(Extracts from a graphics dataset)
• • • • •

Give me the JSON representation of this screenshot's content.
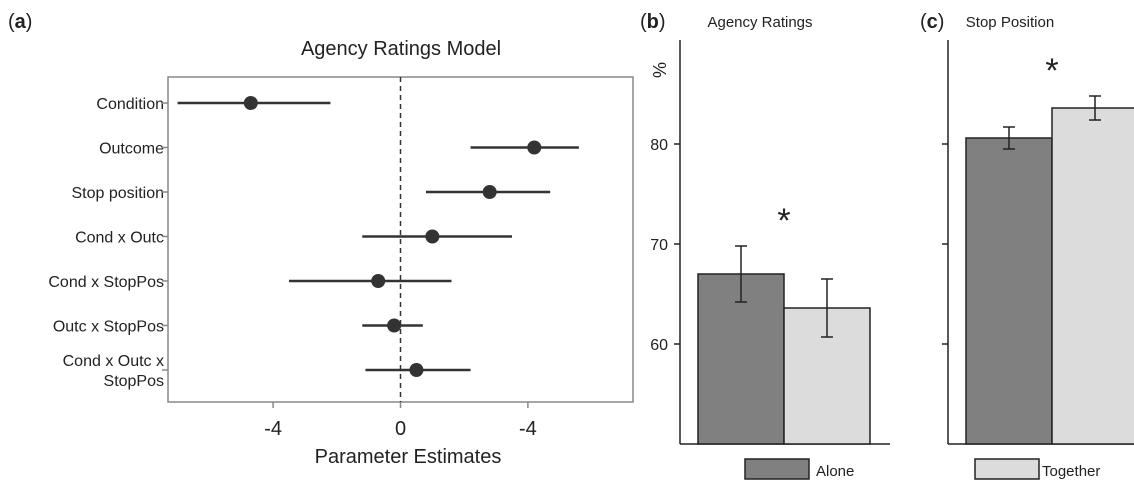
{
  "panels": [
    {
      "label": "(a)"
    },
    {
      "label": "(b)"
    },
    {
      "label": "(c)"
    }
  ],
  "chart_data": [
    {
      "type": "scatter",
      "title": "Agency Ratings Model",
      "xlabel": "Parameter Estimates",
      "ylabel": "",
      "x_ticks": [
        "-4",
        "0",
        "-4"
      ],
      "xlim": [
        -7.3,
        7.3
      ],
      "reference_line": 0,
      "categories": [
        "Condition",
        "Outcome",
        "Stop position",
        "Cond x Outc",
        "Cond x StopPos",
        "Outc x StopPos",
        "Cond x Outc x\nStopPos"
      ],
      "estimates": [
        -4.7,
        4.2,
        2.8,
        1.0,
        -0.7,
        -0.2,
        0.5
      ],
      "ci_low": [
        -7.0,
        2.2,
        0.8,
        -1.2,
        -3.5,
        -1.2,
        -1.1
      ],
      "ci_high": [
        -2.2,
        5.6,
        4.7,
        3.5,
        1.6,
        0.7,
        2.2
      ],
      "color": "#333333"
    },
    {
      "type": "bar",
      "title": "Agency Ratings",
      "ylabel": "%",
      "ylim": [
        50,
        90
      ],
      "y_ticks": [
        60,
        70,
        80
      ],
      "categories": [
        "Alone",
        "Together"
      ],
      "values": [
        67.0,
        63.6
      ],
      "errors": [
        2.8,
        2.9
      ],
      "colors": [
        "#808080",
        "#dcdcdc"
      ],
      "annotation": "*"
    },
    {
      "type": "bar",
      "title": "Stop Position",
      "ylim": [
        50,
        90
      ],
      "y_ticks": [
        60,
        70,
        80
      ],
      "categories": [
        "Alone",
        "Together"
      ],
      "values": [
        80.6,
        83.6
      ],
      "errors": [
        1.1,
        1.2
      ],
      "colors": [
        "#808080",
        "#dcdcdc"
      ],
      "annotation": "*"
    }
  ],
  "legend": [
    {
      "label": "Alone",
      "color": "#808080"
    },
    {
      "label": "Together",
      "color": "#dcdcdc"
    }
  ]
}
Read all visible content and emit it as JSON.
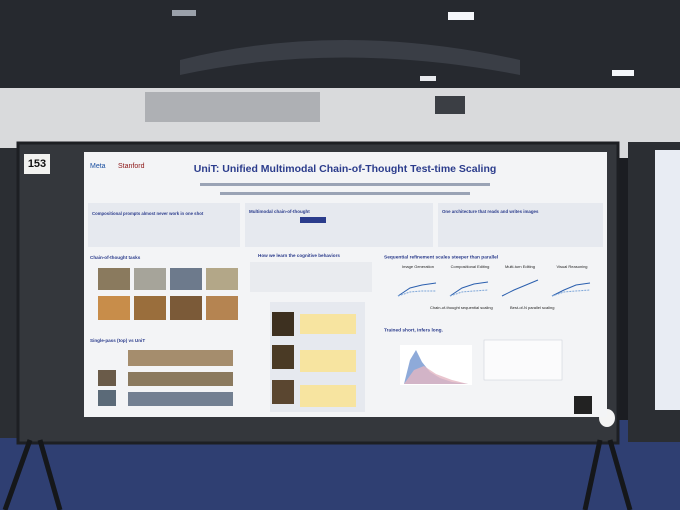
{
  "booth_number": "153",
  "poster": {
    "logos": [
      "Meta",
      "Stanford"
    ],
    "title": "UniT: Unified Multimodal Chain-of-Thought Test-time Scaling",
    "sections": [
      "Compositional prompts almost never work in one shot",
      "Multimodal chain-of-thought",
      "One architecture that reads and writes images",
      "Chain-of-thought tasks",
      "How we learn the cognitive behaviors",
      "Sequential refinement scales steeper than parallel",
      "Single-pass (top) vs UniT",
      "Trained short, infers long."
    ],
    "plot_titles": [
      "Image Generation",
      "Compositional Editing",
      "Multi-turn Editing",
      "Visual Reasoning"
    ],
    "legend": [
      "Chain-of-thought sequential scaling",
      "Best-of-N parallel scaling"
    ]
  }
}
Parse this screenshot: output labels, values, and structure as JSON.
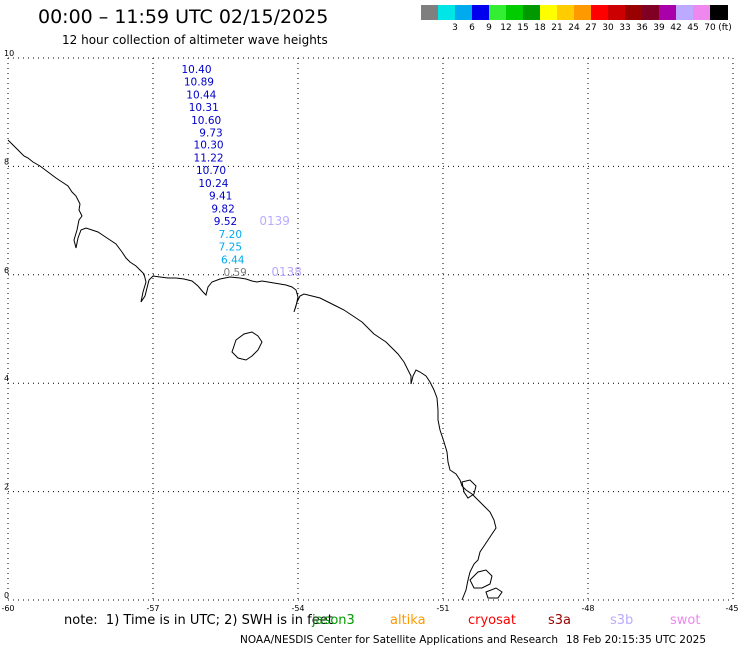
{
  "header": {
    "title": "00:00 – 11:59 UTC 02/15/2025",
    "subtitle": "12 hour collection of altimeter wave heights"
  },
  "color_scale": {
    "bins": [
      {
        "label": "",
        "color": "#7f7f7f"
      },
      {
        "label": "3",
        "color": "#00e5e5"
      },
      {
        "label": "6",
        "color": "#00aaee"
      },
      {
        "label": "9",
        "color": "#0000ee"
      },
      {
        "label": "12",
        "color": "#33ee33"
      },
      {
        "label": "15",
        "color": "#00cc00"
      },
      {
        "label": "18",
        "color": "#009900"
      },
      {
        "label": "21",
        "color": "#ffff00"
      },
      {
        "label": "24",
        "color": "#ffcc00"
      },
      {
        "label": "27",
        "color": "#ff9900"
      },
      {
        "label": "30",
        "color": "#ff0000"
      },
      {
        "label": "33",
        "color": "#cc0000"
      },
      {
        "label": "36",
        "color": "#990000"
      },
      {
        "label": "39",
        "color": "#7f0022"
      },
      {
        "label": "42",
        "color": "#aa00aa"
      },
      {
        "label": "45",
        "color": "#bbaaff"
      },
      {
        "label": "70",
        "color": "#ee88ee"
      },
      {
        "label": "",
        "color": "#000000"
      }
    ],
    "unit": "(ft)"
  },
  "axes": {
    "lon_ticks": [
      {
        "lon": -60,
        "label": "-60"
      },
      {
        "lon": -57,
        "label": "-57"
      },
      {
        "lon": -54,
        "label": "-54"
      },
      {
        "lon": -51,
        "label": "-51"
      },
      {
        "lon": -48,
        "label": "-48"
      },
      {
        "lon": -45,
        "label": "-45"
      }
    ],
    "lat_ticks": [
      {
        "lat": 0,
        "label": "0"
      },
      {
        "lat": 2,
        "label": "2"
      },
      {
        "lat": 4,
        "label": "4"
      },
      {
        "lat": 6,
        "label": "6"
      },
      {
        "lat": 8,
        "label": "8"
      },
      {
        "lat": 10,
        "label": "10"
      }
    ],
    "lon_range": [
      -60,
      -45
    ],
    "lat_range": [
      0,
      10
    ]
  },
  "observations": [
    {
      "lon": -56.1,
      "lat": 9.8,
      "value": "10.40",
      "color": "#0000cc"
    },
    {
      "lon": -56.05,
      "lat": 9.57,
      "value": "10.89",
      "color": "#0000cc"
    },
    {
      "lon": -56.0,
      "lat": 9.33,
      "value": "10.44",
      "color": "#0000cc"
    },
    {
      "lon": -55.95,
      "lat": 9.1,
      "value": "10.31",
      "color": "#0000cc"
    },
    {
      "lon": -55.9,
      "lat": 8.86,
      "value": "10.60",
      "color": "#0000cc"
    },
    {
      "lon": -55.8,
      "lat": 8.63,
      "value": "9.73",
      "color": "#0000cc"
    },
    {
      "lon": -55.85,
      "lat": 8.4,
      "value": "10.30",
      "color": "#0000cc"
    },
    {
      "lon": -55.85,
      "lat": 8.16,
      "value": "11.22",
      "color": "#0000cc"
    },
    {
      "lon": -55.8,
      "lat": 7.93,
      "value": "10.70",
      "color": "#0000cc"
    },
    {
      "lon": -55.75,
      "lat": 7.69,
      "value": "10.24",
      "color": "#0000cc"
    },
    {
      "lon": -55.6,
      "lat": 7.46,
      "value": "9.41",
      "color": "#0000cc"
    },
    {
      "lon": -55.55,
      "lat": 7.22,
      "value": "9.82",
      "color": "#0000cc"
    },
    {
      "lon": -55.5,
      "lat": 6.99,
      "value": "9.52",
      "color": "#0000cc"
    },
    {
      "lon": -55.4,
      "lat": 6.75,
      "value": "7.20",
      "color": "#00aaee"
    },
    {
      "lon": -55.4,
      "lat": 6.52,
      "value": "7.25",
      "color": "#00aaee"
    },
    {
      "lon": -55.35,
      "lat": 6.28,
      "value": "6.44",
      "color": "#00aaee"
    },
    {
      "lon": -55.3,
      "lat": 6.05,
      "value": "0.59",
      "color": "#7f7f7f"
    }
  ],
  "track_labels": [
    {
      "lon": -54.8,
      "lat": 6.99,
      "text": "0139",
      "color": "#bbaaff"
    },
    {
      "lon": -54.55,
      "lat": 6.05,
      "text": "0138",
      "color": "#bbaaff"
    }
  ],
  "footer": {
    "note": "note:  1) Time is in UTC; 2) SWH is in feet",
    "legend": [
      {
        "name": "jason3",
        "color": "#009900"
      },
      {
        "name": "altika",
        "color": "#ff9900"
      },
      {
        "name": "cryosat",
        "color": "#ff0000"
      },
      {
        "name": "s3a",
        "color": "#990000"
      },
      {
        "name": "s3b",
        "color": "#bbaaff"
      },
      {
        "name": "swot",
        "color": "#ee88ee"
      }
    ],
    "credit": "NOAA/NESDIS Center for Satellite Applications and Research",
    "timestamp": "18 Feb 20:15:35 UTC 2025"
  }
}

• • • • •

◆ The problem ◆
Pick out lines containing the word "parallel", each one as written.

◆ Solution for this exercise ◆
      "Sequential refinement scales steeper than parallel",
      "Best-of-N parallel scaling"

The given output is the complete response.